== Dataset ==

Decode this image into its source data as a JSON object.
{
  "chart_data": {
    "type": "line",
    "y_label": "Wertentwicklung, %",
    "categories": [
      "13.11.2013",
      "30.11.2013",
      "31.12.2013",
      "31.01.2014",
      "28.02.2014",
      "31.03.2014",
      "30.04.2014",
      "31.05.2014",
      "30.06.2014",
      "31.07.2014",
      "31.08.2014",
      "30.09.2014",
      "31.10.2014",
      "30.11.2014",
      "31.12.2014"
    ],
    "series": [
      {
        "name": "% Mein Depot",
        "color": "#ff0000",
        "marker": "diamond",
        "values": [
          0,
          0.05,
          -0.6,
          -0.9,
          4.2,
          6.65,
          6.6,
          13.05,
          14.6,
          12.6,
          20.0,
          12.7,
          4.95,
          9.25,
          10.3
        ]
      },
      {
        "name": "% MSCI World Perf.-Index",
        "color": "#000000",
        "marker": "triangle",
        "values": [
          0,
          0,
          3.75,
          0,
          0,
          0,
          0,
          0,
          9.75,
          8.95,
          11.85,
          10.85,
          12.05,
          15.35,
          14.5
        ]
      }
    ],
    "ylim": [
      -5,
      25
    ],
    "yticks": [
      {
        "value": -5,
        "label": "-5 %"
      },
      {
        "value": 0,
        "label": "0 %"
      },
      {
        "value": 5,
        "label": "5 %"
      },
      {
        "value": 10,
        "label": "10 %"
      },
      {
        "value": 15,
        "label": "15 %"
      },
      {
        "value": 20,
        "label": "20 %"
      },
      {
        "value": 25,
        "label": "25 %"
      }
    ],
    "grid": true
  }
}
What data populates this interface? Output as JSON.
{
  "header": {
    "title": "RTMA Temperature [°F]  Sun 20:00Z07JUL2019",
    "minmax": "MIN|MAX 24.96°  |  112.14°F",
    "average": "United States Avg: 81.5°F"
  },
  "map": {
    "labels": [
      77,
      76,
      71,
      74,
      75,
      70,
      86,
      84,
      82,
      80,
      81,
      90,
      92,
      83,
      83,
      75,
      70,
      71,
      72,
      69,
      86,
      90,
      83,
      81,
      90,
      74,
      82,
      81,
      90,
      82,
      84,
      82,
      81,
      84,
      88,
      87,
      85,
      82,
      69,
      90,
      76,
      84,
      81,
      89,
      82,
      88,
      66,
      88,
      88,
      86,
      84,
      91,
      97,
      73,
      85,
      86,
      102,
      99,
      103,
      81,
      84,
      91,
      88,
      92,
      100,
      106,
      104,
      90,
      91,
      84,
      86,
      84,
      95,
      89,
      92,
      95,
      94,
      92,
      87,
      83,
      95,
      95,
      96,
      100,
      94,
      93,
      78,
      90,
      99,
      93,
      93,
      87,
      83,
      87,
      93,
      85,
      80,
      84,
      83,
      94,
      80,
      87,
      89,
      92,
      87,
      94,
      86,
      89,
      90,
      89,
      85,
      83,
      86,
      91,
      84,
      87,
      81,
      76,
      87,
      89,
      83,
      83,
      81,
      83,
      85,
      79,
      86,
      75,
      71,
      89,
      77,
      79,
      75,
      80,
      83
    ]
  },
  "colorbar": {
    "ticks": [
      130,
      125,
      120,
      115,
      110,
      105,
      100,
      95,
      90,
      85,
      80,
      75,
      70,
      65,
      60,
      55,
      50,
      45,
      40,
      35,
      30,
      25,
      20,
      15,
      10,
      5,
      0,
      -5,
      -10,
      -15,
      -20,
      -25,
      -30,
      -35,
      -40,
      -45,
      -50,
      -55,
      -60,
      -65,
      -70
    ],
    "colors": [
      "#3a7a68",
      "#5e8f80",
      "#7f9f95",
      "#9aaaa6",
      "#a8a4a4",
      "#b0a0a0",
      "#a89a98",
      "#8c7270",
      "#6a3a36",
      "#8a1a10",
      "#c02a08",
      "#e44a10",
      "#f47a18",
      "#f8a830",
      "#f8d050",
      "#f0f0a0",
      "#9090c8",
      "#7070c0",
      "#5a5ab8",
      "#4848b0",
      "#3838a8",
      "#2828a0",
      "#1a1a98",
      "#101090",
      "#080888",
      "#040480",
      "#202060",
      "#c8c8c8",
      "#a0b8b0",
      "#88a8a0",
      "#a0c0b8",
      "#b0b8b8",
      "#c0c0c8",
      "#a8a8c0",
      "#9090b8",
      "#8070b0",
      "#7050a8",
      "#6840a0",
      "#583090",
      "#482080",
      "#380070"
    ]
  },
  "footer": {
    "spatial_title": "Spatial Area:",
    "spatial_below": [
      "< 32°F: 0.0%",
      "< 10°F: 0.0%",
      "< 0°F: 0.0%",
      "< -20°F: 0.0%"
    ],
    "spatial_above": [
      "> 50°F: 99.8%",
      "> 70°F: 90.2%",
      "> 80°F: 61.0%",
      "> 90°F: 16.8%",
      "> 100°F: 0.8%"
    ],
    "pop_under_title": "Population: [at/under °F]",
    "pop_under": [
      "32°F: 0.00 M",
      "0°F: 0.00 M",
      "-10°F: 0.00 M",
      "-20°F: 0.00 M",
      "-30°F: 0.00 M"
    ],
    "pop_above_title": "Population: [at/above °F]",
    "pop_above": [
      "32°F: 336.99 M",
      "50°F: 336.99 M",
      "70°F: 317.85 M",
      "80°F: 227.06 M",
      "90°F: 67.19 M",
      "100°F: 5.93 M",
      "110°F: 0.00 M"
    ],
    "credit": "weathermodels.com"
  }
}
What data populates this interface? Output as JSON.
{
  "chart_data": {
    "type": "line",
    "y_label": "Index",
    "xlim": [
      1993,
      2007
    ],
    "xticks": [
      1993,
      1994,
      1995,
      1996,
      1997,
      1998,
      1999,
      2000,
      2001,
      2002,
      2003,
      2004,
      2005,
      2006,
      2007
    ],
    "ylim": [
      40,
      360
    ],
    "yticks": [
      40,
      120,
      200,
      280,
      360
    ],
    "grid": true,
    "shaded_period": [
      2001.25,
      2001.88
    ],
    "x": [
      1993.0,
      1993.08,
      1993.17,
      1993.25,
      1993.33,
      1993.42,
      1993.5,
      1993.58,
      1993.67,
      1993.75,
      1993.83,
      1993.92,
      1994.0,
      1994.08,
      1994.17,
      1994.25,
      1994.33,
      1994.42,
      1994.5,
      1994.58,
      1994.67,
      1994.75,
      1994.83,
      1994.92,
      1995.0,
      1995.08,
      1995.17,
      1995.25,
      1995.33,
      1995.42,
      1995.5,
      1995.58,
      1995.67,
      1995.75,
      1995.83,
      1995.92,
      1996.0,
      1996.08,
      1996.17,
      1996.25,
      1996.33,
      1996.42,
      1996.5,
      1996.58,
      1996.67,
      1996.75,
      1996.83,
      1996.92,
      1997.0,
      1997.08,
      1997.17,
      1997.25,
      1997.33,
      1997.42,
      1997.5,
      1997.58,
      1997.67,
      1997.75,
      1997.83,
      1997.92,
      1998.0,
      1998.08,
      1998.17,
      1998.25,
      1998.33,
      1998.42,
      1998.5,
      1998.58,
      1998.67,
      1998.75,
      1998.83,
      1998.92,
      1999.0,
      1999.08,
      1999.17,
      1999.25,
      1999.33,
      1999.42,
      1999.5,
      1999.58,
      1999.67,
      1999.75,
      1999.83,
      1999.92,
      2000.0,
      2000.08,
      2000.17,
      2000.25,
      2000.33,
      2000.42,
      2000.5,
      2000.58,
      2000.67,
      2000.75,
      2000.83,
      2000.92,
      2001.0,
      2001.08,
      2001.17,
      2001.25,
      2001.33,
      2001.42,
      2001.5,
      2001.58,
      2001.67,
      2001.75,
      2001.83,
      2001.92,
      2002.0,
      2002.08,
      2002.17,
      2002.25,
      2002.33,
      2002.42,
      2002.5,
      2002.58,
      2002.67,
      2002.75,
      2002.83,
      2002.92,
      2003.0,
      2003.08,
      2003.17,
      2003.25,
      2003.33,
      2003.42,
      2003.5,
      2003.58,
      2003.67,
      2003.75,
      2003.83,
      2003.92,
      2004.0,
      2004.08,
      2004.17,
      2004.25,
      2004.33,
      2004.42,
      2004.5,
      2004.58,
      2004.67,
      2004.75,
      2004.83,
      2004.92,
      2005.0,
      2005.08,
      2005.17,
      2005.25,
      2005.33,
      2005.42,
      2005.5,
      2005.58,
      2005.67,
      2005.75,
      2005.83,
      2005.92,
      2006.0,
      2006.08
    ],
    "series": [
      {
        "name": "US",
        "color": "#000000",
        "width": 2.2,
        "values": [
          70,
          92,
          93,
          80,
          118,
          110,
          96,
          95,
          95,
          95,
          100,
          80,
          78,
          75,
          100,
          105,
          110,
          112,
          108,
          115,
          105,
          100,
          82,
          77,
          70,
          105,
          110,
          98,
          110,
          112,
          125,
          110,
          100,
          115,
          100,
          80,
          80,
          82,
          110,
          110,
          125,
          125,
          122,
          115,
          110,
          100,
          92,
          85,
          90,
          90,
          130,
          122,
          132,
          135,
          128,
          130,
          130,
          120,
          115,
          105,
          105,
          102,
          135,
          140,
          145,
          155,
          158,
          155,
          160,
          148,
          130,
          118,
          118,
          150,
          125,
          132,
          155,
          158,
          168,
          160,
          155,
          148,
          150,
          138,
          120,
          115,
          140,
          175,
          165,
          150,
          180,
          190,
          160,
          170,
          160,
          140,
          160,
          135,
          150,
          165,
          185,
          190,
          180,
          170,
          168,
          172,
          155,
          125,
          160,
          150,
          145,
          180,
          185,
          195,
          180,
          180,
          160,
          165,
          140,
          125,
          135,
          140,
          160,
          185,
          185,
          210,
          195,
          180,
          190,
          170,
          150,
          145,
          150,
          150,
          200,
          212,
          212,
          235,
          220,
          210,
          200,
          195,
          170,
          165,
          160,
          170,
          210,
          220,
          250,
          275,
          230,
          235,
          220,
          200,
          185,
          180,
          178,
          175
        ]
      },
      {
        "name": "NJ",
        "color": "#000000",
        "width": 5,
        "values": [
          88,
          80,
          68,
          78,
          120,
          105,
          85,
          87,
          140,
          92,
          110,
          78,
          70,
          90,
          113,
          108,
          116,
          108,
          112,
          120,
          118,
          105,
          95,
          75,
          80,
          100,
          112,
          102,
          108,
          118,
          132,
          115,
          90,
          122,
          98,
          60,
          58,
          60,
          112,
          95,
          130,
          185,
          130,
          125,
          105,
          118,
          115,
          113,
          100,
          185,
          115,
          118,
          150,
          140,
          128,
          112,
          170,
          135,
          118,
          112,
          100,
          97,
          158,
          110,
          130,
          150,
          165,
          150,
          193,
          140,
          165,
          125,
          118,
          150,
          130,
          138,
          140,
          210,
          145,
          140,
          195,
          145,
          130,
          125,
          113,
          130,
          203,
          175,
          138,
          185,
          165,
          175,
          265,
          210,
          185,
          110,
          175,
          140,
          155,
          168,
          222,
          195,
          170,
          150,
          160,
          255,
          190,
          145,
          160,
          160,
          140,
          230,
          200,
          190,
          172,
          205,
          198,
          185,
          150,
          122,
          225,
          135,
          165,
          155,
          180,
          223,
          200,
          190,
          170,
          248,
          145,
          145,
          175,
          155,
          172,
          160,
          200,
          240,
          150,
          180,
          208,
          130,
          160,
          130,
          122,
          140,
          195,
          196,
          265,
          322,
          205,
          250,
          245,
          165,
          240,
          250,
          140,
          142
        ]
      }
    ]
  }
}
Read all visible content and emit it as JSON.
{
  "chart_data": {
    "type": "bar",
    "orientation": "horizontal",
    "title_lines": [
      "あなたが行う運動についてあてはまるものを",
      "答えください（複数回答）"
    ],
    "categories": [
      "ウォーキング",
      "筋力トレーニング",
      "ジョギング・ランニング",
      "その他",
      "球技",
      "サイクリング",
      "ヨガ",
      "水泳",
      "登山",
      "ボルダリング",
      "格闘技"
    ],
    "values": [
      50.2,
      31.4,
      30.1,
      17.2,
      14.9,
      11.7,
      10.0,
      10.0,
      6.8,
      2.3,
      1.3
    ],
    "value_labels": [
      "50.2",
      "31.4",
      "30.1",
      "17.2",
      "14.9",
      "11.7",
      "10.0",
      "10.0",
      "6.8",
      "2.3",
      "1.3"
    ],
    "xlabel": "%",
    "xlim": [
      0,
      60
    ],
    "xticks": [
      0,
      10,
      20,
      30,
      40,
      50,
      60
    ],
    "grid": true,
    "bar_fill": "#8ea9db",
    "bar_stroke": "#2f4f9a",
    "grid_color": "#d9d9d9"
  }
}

===

> What is expected
Show the lines of the material that contain the word "Index".

> Result of this task
        "name": "% MSCI World Perf.-Index",
    "y_label": "Index",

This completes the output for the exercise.